Some records
|---|

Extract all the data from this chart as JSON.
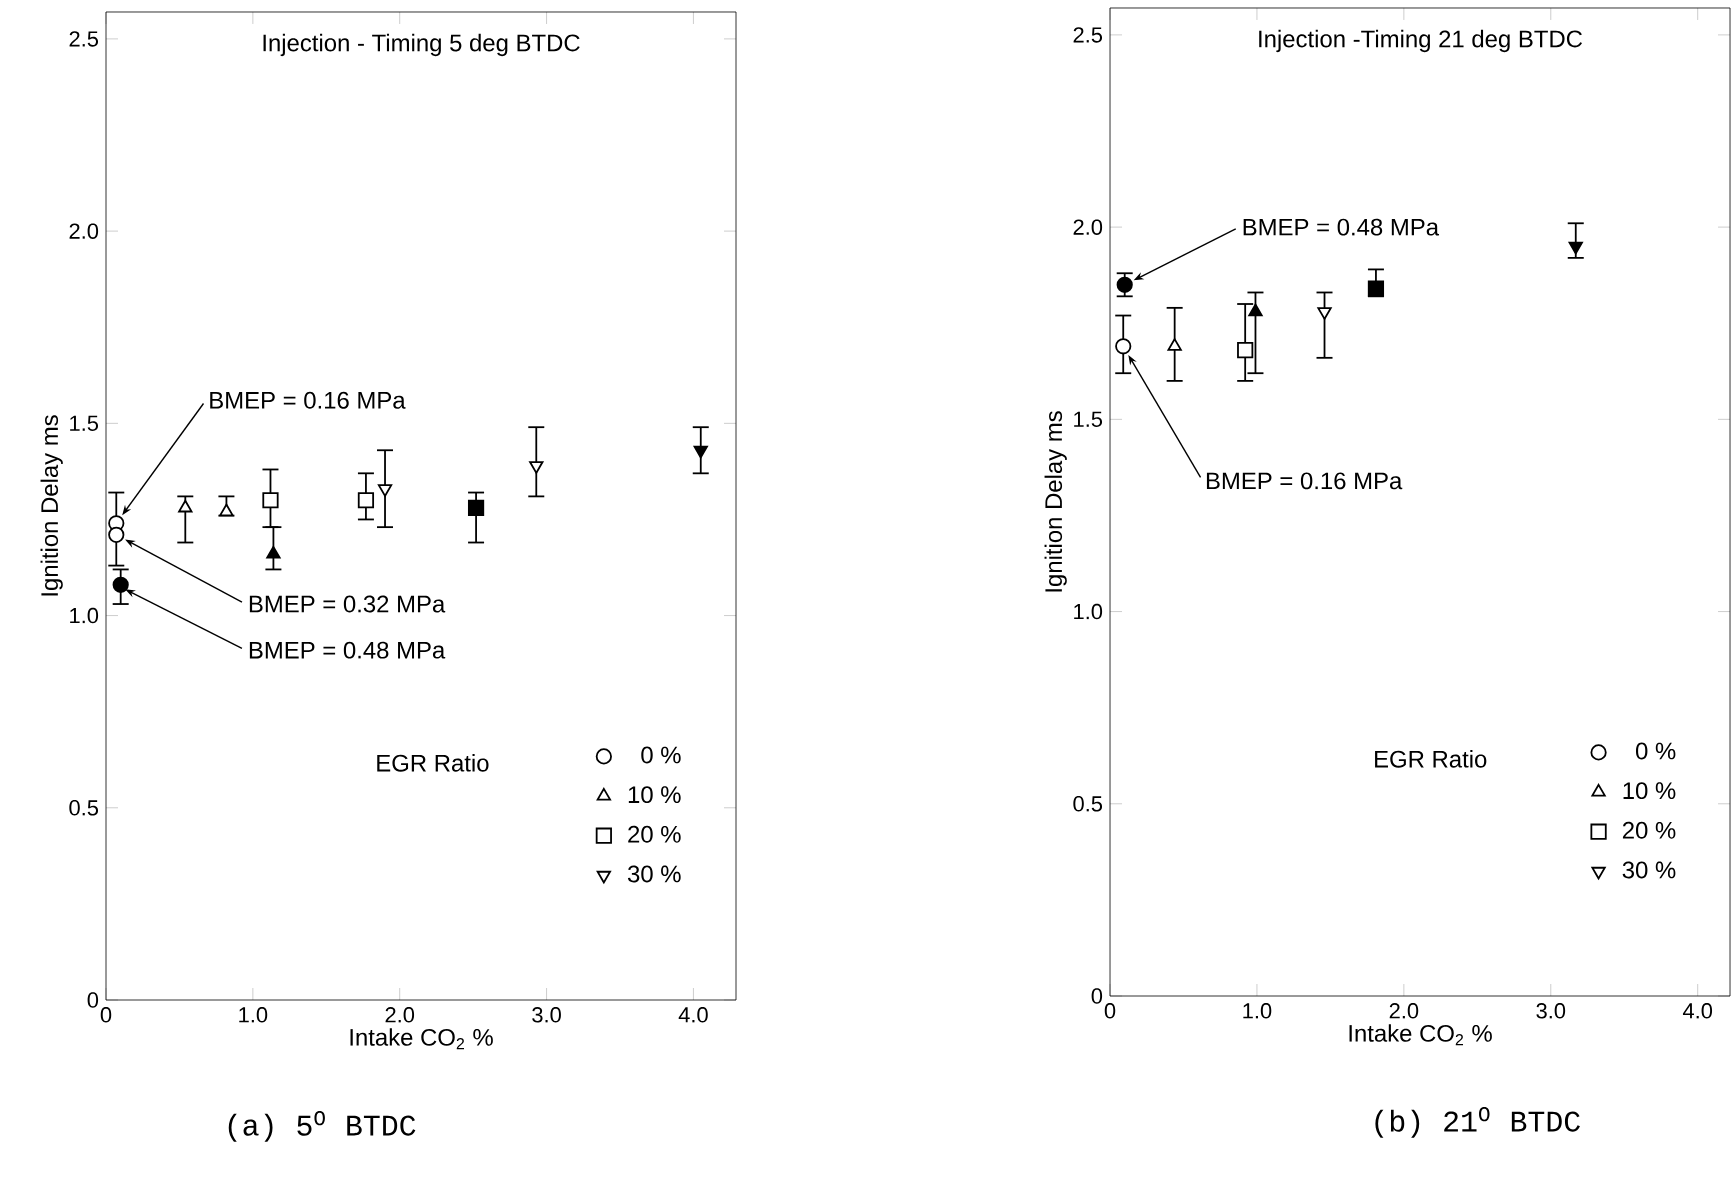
{
  "chart_data": [
    {
      "type": "scatter",
      "title": "Injection - Timing  5 deg BTDC",
      "xlabel": "Intake CO$_{2}$  %",
      "ylabel": "Ignition  Delay   ms",
      "legend_title": "EGR Ratio",
      "legend": "bottom right",
      "xlim": [
        0,
        4.29
      ],
      "ylim": [
        0,
        2.57
      ],
      "xticks": [
        0,
        {
          "value": 1,
          "label": "1.0"
        },
        {
          "value": 2,
          "label": "2.0"
        },
        {
          "value": 3,
          "label": "3.0"
        },
        {
          "value": 4,
          "label": "4.0"
        }
      ],
      "yticks": [
        0,
        {
          "value": 0.5,
          "label": "0.5"
        },
        {
          "value": 1,
          "label": "1.0"
        },
        {
          "value": 1.5,
          "label": "1.5"
        },
        {
          "value": 2,
          "label": "2.0"
        },
        {
          "value": 2.5,
          "label": "2.5"
        }
      ],
      "series": [
        {
          "name": "0 %",
          "color": "#000000",
          "marker": "circle",
          "x": [
            0.07,
            0.07
          ],
          "values": [
            1.24,
            1.21
          ],
          "errors": [
            [
              1.13,
              1.32
            ],
            null
          ]
        },
        {
          "name": "10 %",
          "color": "#000000",
          "marker": "triangle",
          "x": [
            0.54,
            0.82
          ],
          "values": [
            1.28,
            1.27
          ],
          "errors": [
            [
              1.19,
              1.31
            ],
            [
              1.26,
              1.31
            ]
          ]
        },
        {
          "name": "20 %",
          "color": "#000000",
          "marker": "square",
          "x": [
            1.12,
            1.77
          ],
          "values": [
            1.3,
            1.3
          ],
          "errors": [
            [
              1.23,
              1.38
            ],
            [
              1.25,
              1.37
            ]
          ]
        },
        {
          "name": "30 %",
          "color": "#000000",
          "marker": "triangle_down",
          "x": [
            1.9,
            2.93
          ],
          "values": [
            1.33,
            1.39
          ],
          "errors": [
            [
              1.23,
              1.43
            ],
            [
              1.31,
              1.49
            ]
          ]
        },
        {
          "color": "#000000",
          "marker": "circle",
          "x": [
            0.1
          ],
          "values": [
            1.08
          ],
          "errors": [
            [
              1.03,
              1.12
            ]
          ]
        },
        {
          "color": "#000000",
          "marker": "triangle",
          "x": [
            1.14
          ],
          "values": [
            1.16
          ],
          "errors": [
            [
              1.12,
              1.23
            ]
          ]
        },
        {
          "color": "#000000",
          "marker": "square",
          "x": [
            2.52
          ],
          "values": [
            1.28
          ],
          "errors": [
            [
              1.19,
              1.32
            ]
          ]
        },
        {
          "color": "#000000",
          "marker": "triangle_down",
          "x": [
            4.05
          ],
          "values": [
            1.43
          ],
          "errors": [
            [
              1.37,
              1.49
            ]
          ]
        }
      ],
      "annotations": [
        {
          "text": "BMEP = 0.16 MPa",
          "x": 0.07,
          "y": 1.24
        },
        {
          "text": "BMEP = 0.32 MPa",
          "x": 0.07,
          "y": 1.21
        },
        {
          "text": "BMEP = 0.48 MPa",
          "x": 0.07,
          "y": 1.08
        },
        "(a)  5$^{O}$  BTDC"
      ]
    },
    {
      "type": "scatter",
      "title": "Injection -Timing  21 deg BTDC",
      "xlabel": "Intake CO$_{2}$  %",
      "ylabel": "Ignition  Delay   ms",
      "legend_title": "EGR Ratio",
      "legend": "bottom right",
      "xlim": [
        0,
        4.22
      ],
      "ylim": [
        0,
        2.57
      ],
      "xticks": [
        0,
        {
          "value": 1,
          "label": "1.0"
        },
        {
          "value": 2,
          "label": "2.0"
        },
        {
          "value": 3,
          "label": "3.0"
        },
        {
          "value": 4,
          "label": "4.0"
        }
      ],
      "yticks": [
        0,
        {
          "value": 0.5,
          "label": "0.5"
        },
        {
          "value": 1,
          "label": "1.0"
        },
        {
          "value": 1.5,
          "label": "1.5"
        },
        {
          "value": 2,
          "label": "2.0"
        },
        {
          "value": 2.5,
          "label": "2.5"
        }
      ],
      "series": [
        {
          "name": "0 %",
          "color": "#000000",
          "marker": "circle",
          "x": [
            0.09
          ],
          "values": [
            1.69
          ],
          "errors": [
            [
              1.62,
              1.77
            ]
          ]
        },
        {
          "name": "10 %",
          "color": "#000000",
          "marker": "triangle",
          "x": [
            0.44
          ],
          "values": [
            1.69
          ],
          "errors": [
            [
              1.6,
              1.79
            ]
          ]
        },
        {
          "name": "20 %",
          "color": "#000000",
          "marker": "square",
          "x": [
            0.92
          ],
          "values": [
            1.68
          ],
          "errors": [
            [
              1.6,
              1.8
            ]
          ]
        },
        {
          "name": "30 %",
          "color": "#000000",
          "marker": "triangle_down",
          "x": [
            1.46
          ],
          "values": [
            1.78
          ],
          "errors": [
            [
              1.66,
              1.83
            ]
          ]
        },
        {
          "color": "#000000",
          "marker": "circle",
          "x": [
            0.1
          ],
          "values": [
            1.85
          ],
          "errors": [
            [
              1.82,
              1.88
            ]
          ]
        },
        {
          "color": "#000000",
          "marker": "triangle",
          "x": [
            0.99
          ],
          "values": [
            1.78
          ],
          "errors": [
            [
              1.62,
              1.83
            ]
          ]
        },
        {
          "color": "#000000",
          "marker": "square",
          "x": [
            1.81
          ],
          "values": [
            1.84
          ],
          "errors": [
            [
              1.82,
              1.89
            ]
          ]
        },
        {
          "color": "#000000",
          "marker": "triangle_down",
          "x": [
            3.17
          ],
          "values": [
            1.95
          ],
          "errors": [
            [
              1.92,
              2.01
            ]
          ]
        }
      ],
      "annotations": [
        {
          "text": "BMEP = 0.48 MPa",
          "x": 0.1,
          "y": 1.85
        },
        {
          "text": "BMEP = 0.16 MPa",
          "x": 0.09,
          "y": 1.69
        },
        "(b)  21$^{O}$  BTDC"
      ]
    }
  ]
}
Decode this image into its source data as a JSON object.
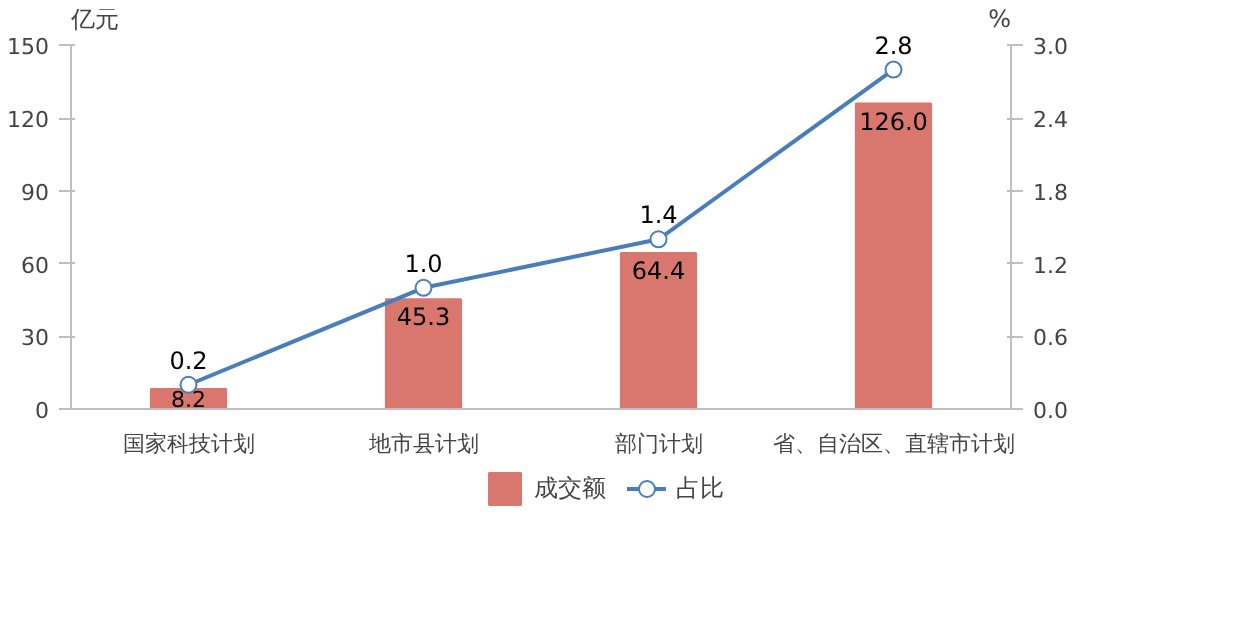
{
  "chart_data": {
    "type": "bar",
    "ylabel": "亿元",
    "y2label": "%",
    "categories": [
      "国家科技计划",
      "地市县计划",
      "部门计划",
      "省、自治区、直辖市计划"
    ],
    "series": [
      {
        "name": "成交额",
        "color": "#d9776e",
        "values": [
          8.2,
          45.3,
          64.4,
          126.0
        ],
        "value_labels": [
          "8.2",
          "45.3",
          "64.4",
          "126.0"
        ]
      },
      {
        "name": "占比",
        "type": "line",
        "axis": "y2",
        "color": "#4a7ebb",
        "marker": "circle",
        "values": [
          0.2,
          1.0,
          1.4,
          2.8
        ],
        "value_labels": [
          "0.2",
          "1.0",
          "1.4",
          "2.8"
        ]
      }
    ],
    "ylim": [
      0,
      150
    ],
    "yticks": [
      0,
      30,
      60,
      90,
      120,
      150
    ],
    "y2lim": [
      0,
      3.0
    ],
    "y2ticks": [
      {
        "value": 0,
        "label": "0.0"
      },
      {
        "value": 0.6,
        "label": "0.6"
      },
      {
        "value": 1.2,
        "label": "1.2"
      },
      {
        "value": 1.8,
        "label": "1.8"
      },
      {
        "value": 2.4,
        "label": "2.4"
      },
      {
        "value": 3.0,
        "label": "3.0"
      }
    ],
    "grid": false,
    "legend": "bottom"
  }
}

|---|

What the task asks - Restate each entry word for word, leaving out any pictures.

Solution -
Extract all the data from this chart as JSON.
{
  "chart_data": [
    {
      "type": "scatter",
      "title": "Injection - Timing  5 deg BTDC",
      "xlabel": "Intake CO$_{2}$  %",
      "ylabel": "Ignition  Delay   ms",
      "legend_title": "EGR Ratio",
      "legend": "bottom right",
      "xlim": [
        0,
        4.29
      ],
      "ylim": [
        0,
        2.57
      ],
      "xticks": [
        0,
        {
          "value": 1,
          "label": "1.0"
        },
        {
          "value": 2,
          "label": "2.0"
        },
        {
          "value": 3,
          "label": "3.0"
        },
        {
          "value": 4,
          "label": "4.0"
        }
      ],
      "yticks": [
        0,
        {
          "value": 0.5,
          "label": "0.5"
        },
        {
          "value": 1,
          "label": "1.0"
        },
        {
          "value": 1.5,
          "label": "1.5"
        },
        {
          "value": 2,
          "label": "2.0"
        },
        {
          "value": 2.5,
          "label": "2.5"
        }
      ],
      "series": [
        {
          "name": "0 %",
          "color": "#000000",
          "marker": "circle",
          "x": [
            0.07,
            0.07
          ],
          "values": [
            1.24,
            1.21
          ],
          "errors": [
            [
              1.13,
              1.32
            ],
            null
          ]
        },
        {
          "name": "10 %",
          "color": "#000000",
          "marker": "triangle",
          "x": [
            0.54,
            0.82
          ],
          "values": [
            1.28,
            1.27
          ],
          "errors": [
            [
              1.19,
              1.31
            ],
            [
              1.26,
              1.31
            ]
          ]
        },
        {
          "name": "20 %",
          "color": "#000000",
          "marker": "square",
          "x": [
            1.12,
            1.77
          ],
          "values": [
            1.3,
            1.3
          ],
          "errors": [
            [
              1.23,
              1.38
            ],
            [
              1.25,
              1.37
            ]
          ]
        },
        {
          "name": "30 %",
          "color": "#000000",
          "marker": "triangle_down",
          "x": [
            1.9,
            2.93
          ],
          "values": [
            1.33,
            1.39
          ],
          "errors": [
            [
              1.23,
              1.43
            ],
            [
              1.31,
              1.49
            ]
          ]
        },
        {
          "color": "#000000",
          "marker": "circle",
          "x": [
            0.1
          ],
          "values": [
            1.08
          ],
          "errors": [
            [
              1.03,
              1.12
            ]
          ]
        },
        {
          "color": "#000000",
          "marker": "triangle",
          "x": [
            1.14
          ],
          "values": [
            1.16
          ],
          "errors": [
            [
              1.12,
              1.23
            ]
          ]
        },
        {
          "color": "#000000",
          "marker": "square",
          "x": [
            2.52
          ],
          "values": [
            1.28
          ],
          "errors": [
            [
              1.19,
              1.32
            ]
          ]
        },
        {
          "color": "#000000",
          "marker": "triangle_down",
          "x": [
            4.05
          ],
          "values": [
            1.43
          ],
          "errors": [
            [
              1.37,
              1.49
            ]
          ]
        }
      ],
      "annotations": [
        {
          "text": "BMEP = 0.16 MPa",
          "x": 0.07,
          "y": 1.24
        },
        {
          "text": "BMEP = 0.32 MPa",
          "x": 0.07,
          "y": 1.21
        },
        {
          "text": "BMEP = 0.48 MPa",
          "x": 0.07,
          "y": 1.08
        },
        "(a)  5$^{O}$  BTDC"
      ]
    },
    {
      "type": "scatter",
      "title": "Injection -Timing  21 deg BTDC",
      "xlabel": "Intake CO$_{2}$  %",
      "ylabel": "Ignition  Delay   ms",
      "legend_title": "EGR Ratio",
      "legend": "bottom right",
      "xlim": [
        0,
        4.22
      ],
      "ylim": [
        0,
        2.57
      ],
      "xticks": [
        0,
        {
          "value": 1,
          "label": "1.0"
        },
        {
          "value": 2,
          "label": "2.0"
        },
        {
          "value": 3,
          "label": "3.0"
        },
        {
          "value": 4,
          "label": "4.0"
        }
      ],
      "yticks": [
        0,
        {
          "value": 0.5,
          "label": "0.5"
        },
        {
          "value": 1,
          "label": "1.0"
        },
        {
          "value": 1.5,
          "label": "1.5"
        },
        {
          "value": 2,
          "label": "2.0"
        },
        {
          "value": 2.5,
          "label": "2.5"
        }
      ],
      "series": [
        {
          "name": "0 %",
          "color": "#000000",
          "marker": "circle",
          "x": [
            0.09
          ],
          "values": [
            1.69
          ],
          "errors": [
            [
              1.62,
              1.77
            ]
          ]
        },
        {
          "name": "10 %",
          "color": "#000000",
          "marker": "triangle",
          "x": [
            0.44
          ],
          "values": [
            1.69
          ],
          "errors": [
            [
              1.6,
              1.79
            ]
          ]
        },
        {
          "name": "20 %",
          "color": "#000000",
          "marker": "square",
          "x": [
            0.92
          ],
          "values": [
            1.68
          ],
          "errors": [
            [
              1.6,
              1.8
            ]
          ]
        },
        {
          "name": "30 %",
          "color": "#000000",
          "marker": "triangle_down",
          "x": [
            1.46
          ],
          "values": [
            1.78
          ],
          "errors": [
            [
              1.66,
              1.83
            ]
          ]
        },
        {
          "color": "#000000",
          "marker": "circle",
          "x": [
            0.1
          ],
          "values": [
            1.85
          ],
          "errors": [
            [
              1.82,
              1.88
            ]
          ]
        },
        {
          "color": "#000000",
          "marker": "triangle",
          "x": [
            0.99
          ],
          "values": [
            1.78
          ],
          "errors": [
            [
              1.62,
              1.83
            ]
          ]
        },
        {
          "color": "#000000",
          "marker": "square",
          "x": [
            1.81
          ],
          "values": [
            1.84
          ],
          "errors": [
            [
              1.82,
              1.89
            ]
          ]
        },
        {
          "color": "#000000",
          "marker": "triangle_down",
          "x": [
            3.17
          ],
          "values": [
            1.95
          ],
          "errors": [
            [
              1.92,
              2.01
            ]
          ]
        }
      ],
      "annotations": [
        {
          "text": "BMEP = 0.48 MPa",
          "x": 0.1,
          "y": 1.85
        },
        {
          "text": "BMEP = 0.16 MPa",
          "x": 0.09,
          "y": 1.69
        },
        "(b)  21$^{O}$  BTDC"
      ]
    }
  ]
}
Decode this image into its source data as a JSON object.
{
  "chart_data": {
    "type": "bar",
    "ylabel": "亿元",
    "y2label": "%",
    "categories": [
      "国家科技计划",
      "地市县计划",
      "部门计划",
      "省、自治区、直辖市计划"
    ],
    "series": [
      {
        "name": "成交额",
        "color": "#d9776e",
        "values": [
          8.2,
          45.3,
          64.4,
          126.0
        ],
        "value_labels": [
          "8.2",
          "45.3",
          "64.4",
          "126.0"
        ]
      },
      {
        "name": "占比",
        "type": "line",
        "axis": "y2",
        "color": "#4a7ebb",
        "marker": "circle",
        "values": [
          0.2,
          1.0,
          1.4,
          2.8
        ],
        "value_labels": [
          "0.2",
          "1.0",
          "1.4",
          "2.8"
        ]
      }
    ],
    "ylim": [
      0,
      150
    ],
    "yticks": [
      0,
      30,
      60,
      90,
      120,
      150
    ],
    "y2lim": [
      0,
      3.0
    ],
    "y2ticks": [
      {
        "value": 0,
        "label": "0.0"
      },
      {
        "value": 0.6,
        "label": "0.6"
      },
      {
        "value": 1.2,
        "label": "1.2"
      },
      {
        "value": 1.8,
        "label": "1.8"
      },
      {
        "value": 2.4,
        "label": "2.4"
      },
      {
        "value": 3.0,
        "label": "3.0"
      }
    ],
    "grid": false,
    "legend": "bottom"
  }
}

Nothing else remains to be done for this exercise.